Problem description:
Write out every line below that includes the word "total".

Stored data:
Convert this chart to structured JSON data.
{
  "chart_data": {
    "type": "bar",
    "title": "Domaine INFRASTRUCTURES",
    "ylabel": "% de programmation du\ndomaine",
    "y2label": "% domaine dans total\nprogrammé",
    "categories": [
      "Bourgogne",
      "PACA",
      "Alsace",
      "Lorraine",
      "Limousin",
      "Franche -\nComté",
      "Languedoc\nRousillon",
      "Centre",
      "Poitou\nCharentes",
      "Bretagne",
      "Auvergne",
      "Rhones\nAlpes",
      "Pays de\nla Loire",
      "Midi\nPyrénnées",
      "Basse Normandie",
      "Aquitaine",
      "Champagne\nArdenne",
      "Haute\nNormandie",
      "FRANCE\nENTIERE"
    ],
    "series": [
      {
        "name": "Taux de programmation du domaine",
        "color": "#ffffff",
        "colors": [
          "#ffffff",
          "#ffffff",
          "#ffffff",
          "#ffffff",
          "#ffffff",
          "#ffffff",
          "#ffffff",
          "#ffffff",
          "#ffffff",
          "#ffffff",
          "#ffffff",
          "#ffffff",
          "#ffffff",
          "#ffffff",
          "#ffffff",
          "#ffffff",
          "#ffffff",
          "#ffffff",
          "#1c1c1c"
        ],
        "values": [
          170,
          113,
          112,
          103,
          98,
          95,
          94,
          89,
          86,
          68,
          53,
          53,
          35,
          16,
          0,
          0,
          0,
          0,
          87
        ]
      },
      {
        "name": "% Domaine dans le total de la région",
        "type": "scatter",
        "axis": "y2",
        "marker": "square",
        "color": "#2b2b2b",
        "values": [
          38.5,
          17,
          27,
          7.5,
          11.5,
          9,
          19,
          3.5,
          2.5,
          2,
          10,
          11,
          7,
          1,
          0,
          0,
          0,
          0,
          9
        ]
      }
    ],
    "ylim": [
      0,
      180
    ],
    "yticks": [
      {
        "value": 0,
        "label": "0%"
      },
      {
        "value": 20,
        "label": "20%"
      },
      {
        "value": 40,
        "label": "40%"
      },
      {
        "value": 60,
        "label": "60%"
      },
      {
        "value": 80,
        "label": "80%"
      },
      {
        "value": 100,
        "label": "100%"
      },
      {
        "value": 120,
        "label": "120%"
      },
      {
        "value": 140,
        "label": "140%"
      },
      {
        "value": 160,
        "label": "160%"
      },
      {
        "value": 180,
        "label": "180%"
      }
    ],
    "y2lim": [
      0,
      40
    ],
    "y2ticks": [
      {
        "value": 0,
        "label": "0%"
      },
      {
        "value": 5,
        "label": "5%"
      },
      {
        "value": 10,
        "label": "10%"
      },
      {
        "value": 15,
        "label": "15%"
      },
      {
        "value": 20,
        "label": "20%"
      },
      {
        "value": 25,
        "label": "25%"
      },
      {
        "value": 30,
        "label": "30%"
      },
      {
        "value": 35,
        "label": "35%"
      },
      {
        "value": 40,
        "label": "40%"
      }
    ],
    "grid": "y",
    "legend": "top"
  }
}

Exercise response:
    "y2label": "% domaine dans total\nprogrammé",
        "name": "% Domaine dans le total de la région",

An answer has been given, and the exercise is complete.